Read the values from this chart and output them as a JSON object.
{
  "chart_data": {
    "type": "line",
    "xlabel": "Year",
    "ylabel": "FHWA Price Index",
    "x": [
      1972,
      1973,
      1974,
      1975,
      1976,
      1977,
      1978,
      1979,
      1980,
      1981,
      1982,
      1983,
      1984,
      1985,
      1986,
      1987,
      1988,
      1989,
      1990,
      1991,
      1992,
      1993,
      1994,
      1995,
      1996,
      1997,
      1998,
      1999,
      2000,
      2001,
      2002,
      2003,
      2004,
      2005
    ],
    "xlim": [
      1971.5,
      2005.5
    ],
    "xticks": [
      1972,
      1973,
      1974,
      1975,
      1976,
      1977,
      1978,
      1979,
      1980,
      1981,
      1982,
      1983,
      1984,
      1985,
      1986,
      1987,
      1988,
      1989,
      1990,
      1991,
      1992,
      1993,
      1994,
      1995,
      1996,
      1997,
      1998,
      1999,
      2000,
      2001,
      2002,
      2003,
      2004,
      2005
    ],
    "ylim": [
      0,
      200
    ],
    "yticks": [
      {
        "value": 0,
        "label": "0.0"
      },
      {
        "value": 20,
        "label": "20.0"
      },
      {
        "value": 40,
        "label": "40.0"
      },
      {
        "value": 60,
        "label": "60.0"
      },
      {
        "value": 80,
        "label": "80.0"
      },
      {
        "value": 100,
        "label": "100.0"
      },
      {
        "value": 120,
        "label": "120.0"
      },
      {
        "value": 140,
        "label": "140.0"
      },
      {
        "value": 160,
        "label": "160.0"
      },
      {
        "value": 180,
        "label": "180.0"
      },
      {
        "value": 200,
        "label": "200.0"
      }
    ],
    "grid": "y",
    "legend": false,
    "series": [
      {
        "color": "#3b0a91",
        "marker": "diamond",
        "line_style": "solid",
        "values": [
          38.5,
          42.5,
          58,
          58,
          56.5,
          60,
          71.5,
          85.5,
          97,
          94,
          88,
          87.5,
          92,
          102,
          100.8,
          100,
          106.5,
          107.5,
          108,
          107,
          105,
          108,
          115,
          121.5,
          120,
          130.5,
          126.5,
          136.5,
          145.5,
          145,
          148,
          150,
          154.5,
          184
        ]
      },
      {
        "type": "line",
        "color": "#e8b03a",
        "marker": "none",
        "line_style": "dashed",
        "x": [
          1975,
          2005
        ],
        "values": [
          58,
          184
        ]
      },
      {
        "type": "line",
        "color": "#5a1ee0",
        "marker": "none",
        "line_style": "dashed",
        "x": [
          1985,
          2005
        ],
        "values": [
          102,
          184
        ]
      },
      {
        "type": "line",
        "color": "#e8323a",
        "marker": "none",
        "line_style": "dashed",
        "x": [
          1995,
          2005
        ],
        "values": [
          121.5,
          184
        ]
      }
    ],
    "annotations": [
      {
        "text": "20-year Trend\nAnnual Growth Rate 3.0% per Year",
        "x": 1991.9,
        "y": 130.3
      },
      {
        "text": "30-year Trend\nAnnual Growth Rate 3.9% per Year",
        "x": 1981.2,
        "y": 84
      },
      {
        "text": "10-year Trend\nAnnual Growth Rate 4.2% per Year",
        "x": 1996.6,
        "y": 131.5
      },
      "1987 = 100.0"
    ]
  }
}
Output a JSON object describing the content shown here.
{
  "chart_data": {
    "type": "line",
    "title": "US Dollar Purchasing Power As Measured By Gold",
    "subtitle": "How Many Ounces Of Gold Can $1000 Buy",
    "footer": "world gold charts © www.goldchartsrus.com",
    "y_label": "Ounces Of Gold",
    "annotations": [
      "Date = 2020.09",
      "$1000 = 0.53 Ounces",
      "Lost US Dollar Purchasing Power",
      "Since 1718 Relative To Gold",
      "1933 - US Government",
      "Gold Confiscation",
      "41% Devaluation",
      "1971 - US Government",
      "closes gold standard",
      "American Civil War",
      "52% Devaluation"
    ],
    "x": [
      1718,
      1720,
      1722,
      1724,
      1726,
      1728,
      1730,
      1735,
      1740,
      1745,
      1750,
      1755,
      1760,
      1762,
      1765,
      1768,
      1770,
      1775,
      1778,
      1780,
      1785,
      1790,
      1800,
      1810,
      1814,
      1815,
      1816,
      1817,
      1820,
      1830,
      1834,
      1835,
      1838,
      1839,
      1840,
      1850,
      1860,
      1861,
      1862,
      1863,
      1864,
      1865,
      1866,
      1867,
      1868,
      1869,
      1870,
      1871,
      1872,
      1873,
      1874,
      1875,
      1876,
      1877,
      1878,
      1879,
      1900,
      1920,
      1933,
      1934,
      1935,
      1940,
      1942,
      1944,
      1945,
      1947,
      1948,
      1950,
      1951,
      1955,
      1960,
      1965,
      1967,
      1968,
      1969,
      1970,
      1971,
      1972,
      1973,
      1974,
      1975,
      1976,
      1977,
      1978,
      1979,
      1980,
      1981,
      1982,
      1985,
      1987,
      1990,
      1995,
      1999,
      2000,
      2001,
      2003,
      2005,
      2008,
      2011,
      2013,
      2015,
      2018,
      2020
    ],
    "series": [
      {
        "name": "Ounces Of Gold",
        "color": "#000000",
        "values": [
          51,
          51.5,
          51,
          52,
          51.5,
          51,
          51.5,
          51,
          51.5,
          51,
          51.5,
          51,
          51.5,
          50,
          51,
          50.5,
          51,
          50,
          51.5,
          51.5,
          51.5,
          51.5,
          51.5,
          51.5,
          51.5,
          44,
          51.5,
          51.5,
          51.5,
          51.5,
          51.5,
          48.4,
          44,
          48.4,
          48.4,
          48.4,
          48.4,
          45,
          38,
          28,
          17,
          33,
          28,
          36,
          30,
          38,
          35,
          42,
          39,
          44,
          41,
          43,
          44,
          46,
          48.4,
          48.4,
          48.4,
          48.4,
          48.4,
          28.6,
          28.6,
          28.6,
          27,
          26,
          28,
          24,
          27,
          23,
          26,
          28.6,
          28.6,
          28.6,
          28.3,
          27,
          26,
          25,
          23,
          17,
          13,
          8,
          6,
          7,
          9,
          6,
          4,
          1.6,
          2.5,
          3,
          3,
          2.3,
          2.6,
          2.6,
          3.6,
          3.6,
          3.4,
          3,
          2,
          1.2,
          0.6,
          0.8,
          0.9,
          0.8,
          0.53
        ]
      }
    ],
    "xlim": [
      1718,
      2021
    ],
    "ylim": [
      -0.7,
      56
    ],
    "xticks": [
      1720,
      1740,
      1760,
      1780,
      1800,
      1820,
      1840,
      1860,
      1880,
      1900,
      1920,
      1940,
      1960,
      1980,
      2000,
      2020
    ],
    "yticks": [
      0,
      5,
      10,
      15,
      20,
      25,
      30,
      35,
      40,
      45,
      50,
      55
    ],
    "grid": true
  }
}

☆ ☆ ☆ ☆ ☆ ☆ ☆

= Exercise brief =
Restate the whole of the material exactly.

= The output =
Read the values from this chart and output them as a JSON object.
{
  "chart_data": {
    "type": "line",
    "xlabel": "Year",
    "ylabel": "FHWA Price Index",
    "x": [
      1972,
      1973,
      1974,
      1975,
      1976,
      1977,
      1978,
      1979,
      1980,
      1981,
      1982,
      1983,
      1984,
      1985,
      1986,
      1987,
      1988,
      1989,
      1990,
      1991,
      1992,
      1993,
      1994,
      1995,
      1996,
      1997,
      1998,
      1999,
      2000,
      2001,
      2002,
      2003,
      2004,
      2005
    ],
    "xlim": [
      1971.5,
      2005.5
    ],
    "xticks": [
      1972,
      1973,
      1974,
      1975,
      1976,
      1977,
      1978,
      1979,
      1980,
      1981,
      1982,
      1983,
      1984,
      1985,
      1986,
      1987,
      1988,
      1989,
      1990,
      1991,
      1992,
      1993,
      1994,
      1995,
      1996,
      1997,
      1998,
      1999,
      2000,
      2001,
      2002,
      2003,
      2004,
      2005
    ],
    "ylim": [
      0,
      200
    ],
    "yticks": [
      {
        "value": 0,
        "label": "0.0"
      },
      {
        "value": 20,
        "label": "20.0"
      },
      {
        "value": 40,
        "label": "40.0"
      },
      {
        "value": 60,
        "label": "60.0"
      },
      {
        "value": 80,
        "label": "80.0"
      },
      {
        "value": 100,
        "label": "100.0"
      },
      {
        "value": 120,
        "label": "120.0"
      },
      {
        "value": 140,
        "label": "140.0"
      },
      {
        "value": 160,
        "label": "160.0"
      },
      {
        "value": 180,
        "label": "180.0"
      },
      {
        "value": 200,
        "label": "200.0"
      }
    ],
    "grid": "y",
    "legend": false,
    "series": [
      {
        "color": "#3b0a91",
        "marker": "diamond",
        "line_style": "solid",
        "values": [
          38.5,
          42.5,
          58,
          58,
          56.5,
          60,
          71.5,
          85.5,
          97,
          94,
          88,
          87.5,
          92,
          102,
          100.8,
          100,
          106.5,
          107.5,
          108,
          107,
          105,
          108,
          115,
          121.5,
          120,
          130.5,
          126.5,
          136.5,
          145.5,
          145,
          148,
          150,
          154.5,
          184
        ]
      },
      {
        "type": "line",
        "color": "#e8b03a",
        "marker": "none",
        "line_style": "dashed",
        "x": [
          1975,
          2005
        ],
        "values": [
          58,
          184
        ]
      },
      {
        "type": "line",
        "color": "#5a1ee0",
        "marker": "none",
        "line_style": "dashed",
        "x": [
          1985,
          2005
        ],
        "values": [
          102,
          184
        ]
      },
      {
        "type": "line",
        "color": "#e8323a",
        "marker": "none",
        "line_style": "dashed",
        "x": [
          1995,
          2005
        ],
        "values": [
          121.5,
          184
        ]
      }
    ],
    "annotations": [
      {
        "text": "20-year Trend\nAnnual Growth Rate 3.0% per Year",
        "x": 1991.9,
        "y": 130.3
      },
      {
        "text": "30-year Trend\nAnnual Growth Rate 3.9% per Year",
        "x": 1981.2,
        "y": 84
      },
      {
        "text": "10-year Trend\nAnnual Growth Rate 4.2% per Year",
        "x": 1996.6,
        "y": 131.5
      },
      "1987 = 100.0"
    ]
  }
}
Output a JSON object describing the content shown here.
{
  "chart_data": {
    "type": "line",
    "title": "US Dollar Purchasing Power As Measured By Gold",
    "subtitle": "How Many Ounces Of Gold Can $1000 Buy",
    "footer": "world gold charts © www.goldchartsrus.com",
    "y_label": "Ounces Of Gold",
    "annotations": [
      "Date = 2020.09",
      "$1000 = 0.53 Ounces",
      "Lost US Dollar Purchasing Power",
      "Since 1718 Relative To Gold",
      "1933 - US Government",
      "Gold Confiscation",
      "41% Devaluation",
      "1971 - US Government",
      "closes gold standard",
      "American Civil War",
      "52% Devaluation"
    ],
    "x": [
      1718,
      1720,
      1722,
      1724,
      1726,
      1728,
      1730,
      1735,
      1740,
      1745,
      1750,
      1755,
      1760,
      1762,
      1765,
      1768,
      1770,
      1775,
      1778,
      1780,
      1785,
      1790,
      1800,
      1810,
      1814,
      1815,
      1816,
      1817,
      1820,
      1830,
      1834,
      1835,
      1838,
      1839,
      1840,
      1850,
      1860,
      1861,
      1862,
      1863,
      1864,
      1865,
      1866,
      1867,
      1868,
      1869,
      1870,
      1871,
      1872,
      1873,
      1874,
      1875,
      1876,
      1877,
      1878,
      1879,
      1900,
      1920,
      1933,
      1934,
      1935,
      1940,
      1942,
      1944,
      1945,
      1947,
      1948,
      1950,
      1951,
      1955,
      1960,
      1965,
      1967,
      1968,
      1969,
      1970,
      1971,
      1972,
      1973,
      1974,
      1975,
      1976,
      1977,
      1978,
      1979,
      1980,
      1981,
      1982,
      1985,
      1987,
      1990,
      1995,
      1999,
      2000,
      2001,
      2003,
      2005,
      2008,
      2011,
      2013,
      2015,
      2018,
      2020
    ],
    "series": [
      {
        "name": "Ounces Of Gold",
        "color": "#000000",
        "values": [
          51,
          51.5,
          51,
          52,
          51.5,
          51,
          51.5,
          51,
          51.5,
          51,
          51.5,
          51,
          51.5,
          50,
          51,
          50.5,
          51,
          50,
          51.5,
          51.5,
          51.5,
          51.5,
          51.5,
          51.5,
          51.5,
          44,
          51.5,
          51.5,
          51.5,
          51.5,
          51.5,
          48.4,
          44,
          48.4,
          48.4,
          48.4,
          48.4,
          45,
          38,
          28,
          17,
          33,
          28,
          36,
          30,
          38,
          35,
          42,
          39,
          44,
          41,
          43,
          44,
          46,
          48.4,
          48.4,
          48.4,
          48.4,
          48.4,
          28.6,
          28.6,
          28.6,
          27,
          26,
          28,
          24,
          27,
          23,
          26,
          28.6,
          28.6,
          28.6,
          28.3,
          27,
          26,
          25,
          23,
          17,
          13,
          8,
          6,
          7,
          9,
          6,
          4,
          1.6,
          2.5,
          3,
          3,
          2.3,
          2.6,
          2.6,
          3.6,
          3.6,
          3.4,
          3,
          2,
          1.2,
          0.6,
          0.8,
          0.9,
          0.8,
          0.53
        ]
      }
    ],
    "xlim": [
      1718,
      2021
    ],
    "ylim": [
      -0.7,
      56
    ],
    "xticks": [
      1720,
      1740,
      1760,
      1780,
      1800,
      1820,
      1840,
      1860,
      1880,
      1900,
      1920,
      1940,
      1960,
      1980,
      2000,
      2020
    ],
    "yticks": [
      0,
      5,
      10,
      15,
      20,
      25,
      30,
      35,
      40,
      45,
      50,
      55
    ],
    "grid": true
  }
}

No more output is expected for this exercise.